** START Dataset records **
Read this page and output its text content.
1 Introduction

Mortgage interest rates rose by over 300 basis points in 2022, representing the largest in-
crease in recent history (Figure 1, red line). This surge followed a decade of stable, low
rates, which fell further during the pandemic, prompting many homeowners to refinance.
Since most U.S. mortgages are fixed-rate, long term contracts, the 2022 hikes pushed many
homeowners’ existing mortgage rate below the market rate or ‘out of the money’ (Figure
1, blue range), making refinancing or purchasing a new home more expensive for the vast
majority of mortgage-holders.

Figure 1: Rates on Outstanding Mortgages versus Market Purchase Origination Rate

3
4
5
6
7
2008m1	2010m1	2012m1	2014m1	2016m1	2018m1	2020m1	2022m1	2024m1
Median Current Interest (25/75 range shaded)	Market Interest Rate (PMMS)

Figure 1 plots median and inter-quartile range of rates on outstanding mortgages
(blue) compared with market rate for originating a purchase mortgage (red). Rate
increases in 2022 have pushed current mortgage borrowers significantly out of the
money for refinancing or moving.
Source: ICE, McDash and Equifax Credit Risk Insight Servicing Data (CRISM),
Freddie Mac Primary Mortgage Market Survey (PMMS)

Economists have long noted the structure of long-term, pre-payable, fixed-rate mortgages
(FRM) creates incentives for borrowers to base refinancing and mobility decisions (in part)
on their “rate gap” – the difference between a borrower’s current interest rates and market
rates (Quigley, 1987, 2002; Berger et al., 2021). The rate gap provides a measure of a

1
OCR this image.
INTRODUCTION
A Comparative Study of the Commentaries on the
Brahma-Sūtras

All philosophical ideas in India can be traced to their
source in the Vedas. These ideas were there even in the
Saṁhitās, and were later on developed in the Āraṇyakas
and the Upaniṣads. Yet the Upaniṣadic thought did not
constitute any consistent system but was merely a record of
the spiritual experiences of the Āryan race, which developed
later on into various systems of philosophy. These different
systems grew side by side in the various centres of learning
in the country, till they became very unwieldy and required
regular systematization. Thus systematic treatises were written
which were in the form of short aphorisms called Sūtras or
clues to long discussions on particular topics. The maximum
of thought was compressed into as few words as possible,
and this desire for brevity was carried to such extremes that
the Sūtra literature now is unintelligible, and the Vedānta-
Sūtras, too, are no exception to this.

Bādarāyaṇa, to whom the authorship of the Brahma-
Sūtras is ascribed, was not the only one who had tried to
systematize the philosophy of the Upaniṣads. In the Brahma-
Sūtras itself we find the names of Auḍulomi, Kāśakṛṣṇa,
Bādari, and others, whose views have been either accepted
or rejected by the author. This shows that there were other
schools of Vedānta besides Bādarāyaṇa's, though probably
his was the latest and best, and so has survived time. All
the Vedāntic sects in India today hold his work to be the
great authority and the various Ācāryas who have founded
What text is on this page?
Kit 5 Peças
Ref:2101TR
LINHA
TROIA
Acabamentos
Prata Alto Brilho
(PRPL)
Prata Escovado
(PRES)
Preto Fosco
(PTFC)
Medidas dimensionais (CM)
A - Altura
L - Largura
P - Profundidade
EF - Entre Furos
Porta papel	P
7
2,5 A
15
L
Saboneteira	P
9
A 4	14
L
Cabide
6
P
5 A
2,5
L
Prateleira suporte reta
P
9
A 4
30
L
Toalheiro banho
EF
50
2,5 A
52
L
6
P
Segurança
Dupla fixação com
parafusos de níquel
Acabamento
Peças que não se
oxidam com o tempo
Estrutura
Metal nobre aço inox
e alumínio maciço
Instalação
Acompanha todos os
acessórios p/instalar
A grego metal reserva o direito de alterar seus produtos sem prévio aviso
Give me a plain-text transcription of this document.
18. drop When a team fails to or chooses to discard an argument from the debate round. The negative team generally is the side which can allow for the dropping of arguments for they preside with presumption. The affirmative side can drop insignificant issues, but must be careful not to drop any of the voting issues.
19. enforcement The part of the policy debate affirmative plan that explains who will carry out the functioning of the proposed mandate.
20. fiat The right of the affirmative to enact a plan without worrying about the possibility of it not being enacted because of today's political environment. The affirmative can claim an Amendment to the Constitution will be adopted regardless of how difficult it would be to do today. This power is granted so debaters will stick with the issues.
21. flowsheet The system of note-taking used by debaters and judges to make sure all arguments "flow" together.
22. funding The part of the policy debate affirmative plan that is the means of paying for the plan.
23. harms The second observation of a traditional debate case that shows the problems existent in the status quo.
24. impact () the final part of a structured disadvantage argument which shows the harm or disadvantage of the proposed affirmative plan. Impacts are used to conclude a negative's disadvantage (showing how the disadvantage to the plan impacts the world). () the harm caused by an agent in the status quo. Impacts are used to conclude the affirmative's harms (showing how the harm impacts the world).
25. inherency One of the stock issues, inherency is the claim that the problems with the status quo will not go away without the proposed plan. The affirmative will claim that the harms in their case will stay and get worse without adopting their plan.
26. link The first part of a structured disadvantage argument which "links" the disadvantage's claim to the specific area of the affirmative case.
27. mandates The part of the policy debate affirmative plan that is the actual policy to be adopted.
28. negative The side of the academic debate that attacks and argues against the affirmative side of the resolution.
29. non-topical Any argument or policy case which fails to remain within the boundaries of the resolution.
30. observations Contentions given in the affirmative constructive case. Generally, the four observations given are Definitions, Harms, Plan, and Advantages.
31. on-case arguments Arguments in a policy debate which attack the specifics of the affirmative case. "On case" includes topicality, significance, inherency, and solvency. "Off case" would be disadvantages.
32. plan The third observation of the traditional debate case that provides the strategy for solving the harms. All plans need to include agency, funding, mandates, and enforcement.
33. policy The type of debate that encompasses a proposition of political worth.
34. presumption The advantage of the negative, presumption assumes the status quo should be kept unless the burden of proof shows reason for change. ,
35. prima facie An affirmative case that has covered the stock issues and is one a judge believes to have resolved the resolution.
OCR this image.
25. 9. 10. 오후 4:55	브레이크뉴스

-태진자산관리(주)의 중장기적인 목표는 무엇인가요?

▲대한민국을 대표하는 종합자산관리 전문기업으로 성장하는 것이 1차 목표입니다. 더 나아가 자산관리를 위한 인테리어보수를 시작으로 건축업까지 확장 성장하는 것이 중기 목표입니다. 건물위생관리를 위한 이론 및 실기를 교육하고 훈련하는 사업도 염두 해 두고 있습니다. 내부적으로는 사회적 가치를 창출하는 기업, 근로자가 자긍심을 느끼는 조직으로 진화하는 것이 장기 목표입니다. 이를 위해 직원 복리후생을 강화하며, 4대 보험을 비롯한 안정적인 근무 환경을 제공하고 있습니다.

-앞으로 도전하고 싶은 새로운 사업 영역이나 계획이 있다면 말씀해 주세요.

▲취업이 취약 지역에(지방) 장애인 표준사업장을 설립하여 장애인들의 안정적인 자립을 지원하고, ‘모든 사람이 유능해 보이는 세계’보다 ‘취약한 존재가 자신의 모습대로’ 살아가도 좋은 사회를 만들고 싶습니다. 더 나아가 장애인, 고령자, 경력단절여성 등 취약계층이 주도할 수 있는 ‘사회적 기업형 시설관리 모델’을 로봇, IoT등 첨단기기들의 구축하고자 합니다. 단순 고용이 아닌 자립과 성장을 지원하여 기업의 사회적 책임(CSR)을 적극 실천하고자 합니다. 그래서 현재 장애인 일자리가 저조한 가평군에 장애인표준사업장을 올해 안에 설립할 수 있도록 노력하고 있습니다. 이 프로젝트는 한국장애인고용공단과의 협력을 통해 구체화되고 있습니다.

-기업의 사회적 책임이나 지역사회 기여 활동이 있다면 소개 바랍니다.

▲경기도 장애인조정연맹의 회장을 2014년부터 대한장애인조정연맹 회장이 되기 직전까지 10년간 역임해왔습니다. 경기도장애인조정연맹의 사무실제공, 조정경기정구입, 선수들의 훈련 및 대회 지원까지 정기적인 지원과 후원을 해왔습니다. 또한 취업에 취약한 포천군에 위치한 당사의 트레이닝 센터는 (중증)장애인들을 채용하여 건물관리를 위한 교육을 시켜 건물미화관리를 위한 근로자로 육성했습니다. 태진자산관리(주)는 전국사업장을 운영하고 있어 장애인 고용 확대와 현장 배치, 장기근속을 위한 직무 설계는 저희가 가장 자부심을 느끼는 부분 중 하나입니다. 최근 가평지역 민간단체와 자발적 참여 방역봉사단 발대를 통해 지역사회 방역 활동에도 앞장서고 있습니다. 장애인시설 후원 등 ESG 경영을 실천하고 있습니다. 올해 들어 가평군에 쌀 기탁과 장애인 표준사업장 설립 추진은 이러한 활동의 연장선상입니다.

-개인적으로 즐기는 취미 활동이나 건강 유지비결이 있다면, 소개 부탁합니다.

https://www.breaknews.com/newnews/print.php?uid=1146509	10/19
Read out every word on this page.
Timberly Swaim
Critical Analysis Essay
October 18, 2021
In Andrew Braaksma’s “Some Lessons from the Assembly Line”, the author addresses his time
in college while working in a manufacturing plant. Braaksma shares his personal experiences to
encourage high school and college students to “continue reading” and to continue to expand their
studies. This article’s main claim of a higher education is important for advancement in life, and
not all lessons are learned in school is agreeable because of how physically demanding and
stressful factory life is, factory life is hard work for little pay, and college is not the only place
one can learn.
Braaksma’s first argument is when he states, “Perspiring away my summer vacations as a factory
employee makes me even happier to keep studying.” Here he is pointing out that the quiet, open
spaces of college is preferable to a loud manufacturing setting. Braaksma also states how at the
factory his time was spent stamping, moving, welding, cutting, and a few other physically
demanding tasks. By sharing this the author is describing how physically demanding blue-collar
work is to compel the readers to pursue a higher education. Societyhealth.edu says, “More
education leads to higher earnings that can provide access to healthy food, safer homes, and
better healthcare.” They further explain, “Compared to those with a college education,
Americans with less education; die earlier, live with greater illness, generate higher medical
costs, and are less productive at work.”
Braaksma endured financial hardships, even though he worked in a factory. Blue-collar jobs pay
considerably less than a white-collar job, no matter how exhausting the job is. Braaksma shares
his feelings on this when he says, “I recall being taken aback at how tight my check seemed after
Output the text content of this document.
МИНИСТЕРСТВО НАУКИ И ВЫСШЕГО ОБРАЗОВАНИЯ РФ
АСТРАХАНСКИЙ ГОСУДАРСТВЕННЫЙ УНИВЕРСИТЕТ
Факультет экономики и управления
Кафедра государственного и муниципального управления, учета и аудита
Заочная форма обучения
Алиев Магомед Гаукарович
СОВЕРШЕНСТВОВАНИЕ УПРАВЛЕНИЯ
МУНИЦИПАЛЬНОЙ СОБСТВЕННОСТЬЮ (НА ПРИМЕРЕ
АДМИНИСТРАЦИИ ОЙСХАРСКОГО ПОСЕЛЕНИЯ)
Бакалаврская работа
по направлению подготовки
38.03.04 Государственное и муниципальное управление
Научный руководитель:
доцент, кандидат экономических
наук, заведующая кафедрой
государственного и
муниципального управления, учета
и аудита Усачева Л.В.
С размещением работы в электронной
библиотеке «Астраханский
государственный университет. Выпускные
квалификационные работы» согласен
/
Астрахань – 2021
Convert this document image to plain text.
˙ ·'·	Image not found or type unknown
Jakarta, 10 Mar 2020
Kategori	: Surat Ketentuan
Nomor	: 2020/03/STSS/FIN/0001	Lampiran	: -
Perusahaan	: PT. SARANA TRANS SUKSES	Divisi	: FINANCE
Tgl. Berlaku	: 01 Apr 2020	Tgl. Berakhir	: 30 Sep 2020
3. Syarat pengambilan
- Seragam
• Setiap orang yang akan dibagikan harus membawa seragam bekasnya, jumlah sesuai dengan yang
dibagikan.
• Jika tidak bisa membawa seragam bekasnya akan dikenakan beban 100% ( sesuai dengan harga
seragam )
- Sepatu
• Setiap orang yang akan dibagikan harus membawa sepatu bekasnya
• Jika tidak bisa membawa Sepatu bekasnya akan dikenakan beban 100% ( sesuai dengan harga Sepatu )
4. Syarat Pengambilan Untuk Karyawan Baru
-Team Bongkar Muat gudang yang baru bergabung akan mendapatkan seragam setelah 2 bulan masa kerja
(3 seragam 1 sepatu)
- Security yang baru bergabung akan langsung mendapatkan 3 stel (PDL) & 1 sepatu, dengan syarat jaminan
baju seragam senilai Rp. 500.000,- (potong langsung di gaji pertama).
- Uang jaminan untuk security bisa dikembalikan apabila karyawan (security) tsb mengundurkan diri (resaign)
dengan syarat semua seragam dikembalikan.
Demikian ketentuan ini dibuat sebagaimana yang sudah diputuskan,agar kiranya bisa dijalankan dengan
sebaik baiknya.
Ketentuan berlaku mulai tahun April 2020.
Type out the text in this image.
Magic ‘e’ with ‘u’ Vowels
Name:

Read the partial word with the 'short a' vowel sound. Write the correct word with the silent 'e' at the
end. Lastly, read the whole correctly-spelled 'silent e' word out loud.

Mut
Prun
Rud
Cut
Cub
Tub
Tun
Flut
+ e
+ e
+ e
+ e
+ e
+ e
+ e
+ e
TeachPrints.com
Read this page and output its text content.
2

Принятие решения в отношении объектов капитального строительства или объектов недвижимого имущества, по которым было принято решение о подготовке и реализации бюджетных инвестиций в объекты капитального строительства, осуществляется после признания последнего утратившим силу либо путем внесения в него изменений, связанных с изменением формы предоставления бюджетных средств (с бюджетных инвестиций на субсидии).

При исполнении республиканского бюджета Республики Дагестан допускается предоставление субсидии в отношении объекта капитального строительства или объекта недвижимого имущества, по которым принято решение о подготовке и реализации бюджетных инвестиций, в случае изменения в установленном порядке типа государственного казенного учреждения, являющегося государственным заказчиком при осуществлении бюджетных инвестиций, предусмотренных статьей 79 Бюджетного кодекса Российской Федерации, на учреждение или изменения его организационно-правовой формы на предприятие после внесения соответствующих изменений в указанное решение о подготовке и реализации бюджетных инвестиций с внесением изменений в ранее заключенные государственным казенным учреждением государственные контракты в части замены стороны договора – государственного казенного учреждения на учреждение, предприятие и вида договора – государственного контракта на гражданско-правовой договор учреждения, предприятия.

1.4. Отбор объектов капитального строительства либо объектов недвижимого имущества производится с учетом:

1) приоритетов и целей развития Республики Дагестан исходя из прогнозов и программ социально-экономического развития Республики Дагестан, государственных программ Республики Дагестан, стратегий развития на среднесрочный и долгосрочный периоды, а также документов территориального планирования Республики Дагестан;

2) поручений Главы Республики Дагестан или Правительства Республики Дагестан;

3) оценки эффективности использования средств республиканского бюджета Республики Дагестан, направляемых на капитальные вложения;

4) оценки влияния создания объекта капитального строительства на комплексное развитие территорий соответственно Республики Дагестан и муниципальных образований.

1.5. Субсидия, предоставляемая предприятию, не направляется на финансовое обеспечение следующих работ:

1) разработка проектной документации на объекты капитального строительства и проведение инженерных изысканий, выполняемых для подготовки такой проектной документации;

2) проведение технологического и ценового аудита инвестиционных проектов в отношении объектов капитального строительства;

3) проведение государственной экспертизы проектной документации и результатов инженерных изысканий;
** END Dataset records **
* **Task objective**
Filter the records above and return every line that holds the word "moving".

* **Result of the task**
money for refinancing or moving.
factory his time was spent stamping, moving, welding, cutting, and a few other physically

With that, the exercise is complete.